*** 本文抜粋
HTML のタグという共通点があるので、.book からePUBへの変換は比較的容易に行えます。ボイジャーでも、.bookからePUB への変換ツールを準備しています。
もちろん、TTX をお持ちの方は、ご自身の好きなレイアウトのePUB にするため、独自に変換ツールを作ることも難しくないのです。
将来、ePUB が真の意味で、多言語対応した世界標準の電子書籍フォーマットとなるのかどうか?その可能性はとても高いだろうとおもわれます。ボイジャーもIDPF のePUB 拡張標準化ワーキンググループに参加し、日本語を含めた多言語対応について積極的にコミットしています。
今はまだePUB は縦書きやルビ,禁則など日本語を扱うには不十分かもしれません。だからといって手をこまねく必要はありません。今は.book をつくっておき、将来、ePUB が真の世界標準になった時には、すみやかに.book をePUB へ移行させることは十分視野に入っていることです。
一人一人が手をつなぐ
ここまでずいぶんとたくさんの横文字が羅列されました。一体これが何を意味しているのか十分にご理解できなかったかもしれません。今ここで無理にこれらを把握する必要はないでしょう。ただ、世界的な規模で電子的な出版は浸透しつつあり、これを誰もが自由に、相互に共有するコミュニケーションを前提として、利用できるための努力が始まっていることは知っていただきたいのです。
それでは、eBook の世界標準化の動きがさらに浸透し、世界的な規模で私たちがeBook を日常的に利用・活用するようになったことを想像してみてください。世界に存在するeBook を一つのサーバに集中させるのではなく、インターネット上に分散して存在する全書籍に対し、大きな統合の網をかぶせることを考えていくこともできるのです。
こうした活動を実際に行っている人たちがいます。“Internet Archive” という米国サンフランシスコに拠点をおく非営利の団体です。この組織は1996 年に設立されました。創立者のブルースター・ケールは、人工知能やスーパーコンピューターの研究、開発に取り組んだ後、情報処理分野で起業した人物です。
******
*** 提供データ
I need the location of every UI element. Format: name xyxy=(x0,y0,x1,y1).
******
**短い課題 1:** 電子書籍フォーマットについての本文抜粋で、.bookからePUBへの変換が比較的容易に行えるとされる理由を1〜3文で説明すること。
**短い課題 2:** 電子書籍フォーマットについての本文抜粋を、最後の文の後から続けて書くこと。
データはこの作業には関係しない。

**解答例 1:** .bookとePUBにはHTMLのタグという共通点があるからだ。そのため、.bookからePUBへの変換は比較的容易に行える。

**解答例 2:**
全世界のWeb ページを、時間軸にそって記録し、今は消え去った過去の姿を呼び起こさせる“Wayback Machine”を提供しています。 “Internet Archive” は、大規模な書籍スキャニング計画に乗り出し、Yahoo!、Adobe をはじめとするIT 企業、図書館、政府組織等が参加するOpen ContentAlliance(OCA)を2005 年10 月に組織しました。著作権の保護期間を過ぎたものから、スキャニングによる書籍のデジタル化に着手しており、成果物の画像データから公開をスタートさせ、今は“Internet Archive” が管理、運営する、より広汎な人々の参加を前提とする“Open Library” として公開がはじめられつつあります。
▲2010 年、ボイジャーは米国サンフランシスコにある非営利団体”Internet Archive” と提携し、同団体が推進し世界標準を目指す電子出版配信インフラ”Book Server” 構想の正式メンバーとして推進に参加することに合意した。”Internet Archive”本部にて、創始者のブルースター・ケールとボイジャー代表取締役萩野正昭。
▲サンフランシスコのゴールデンゲイトブリッジの近くプレシディオ地区に建つ”Internet Archive”の本部。白亜の建物。ここはもともとは教会だったところ。”Internet Archive”のロゴマークが円柱の古代石像建物を模したものだったところから、円柱の門構えをもつ本拠ができあがったのは、偶然とはいえ幸運のひとことだった。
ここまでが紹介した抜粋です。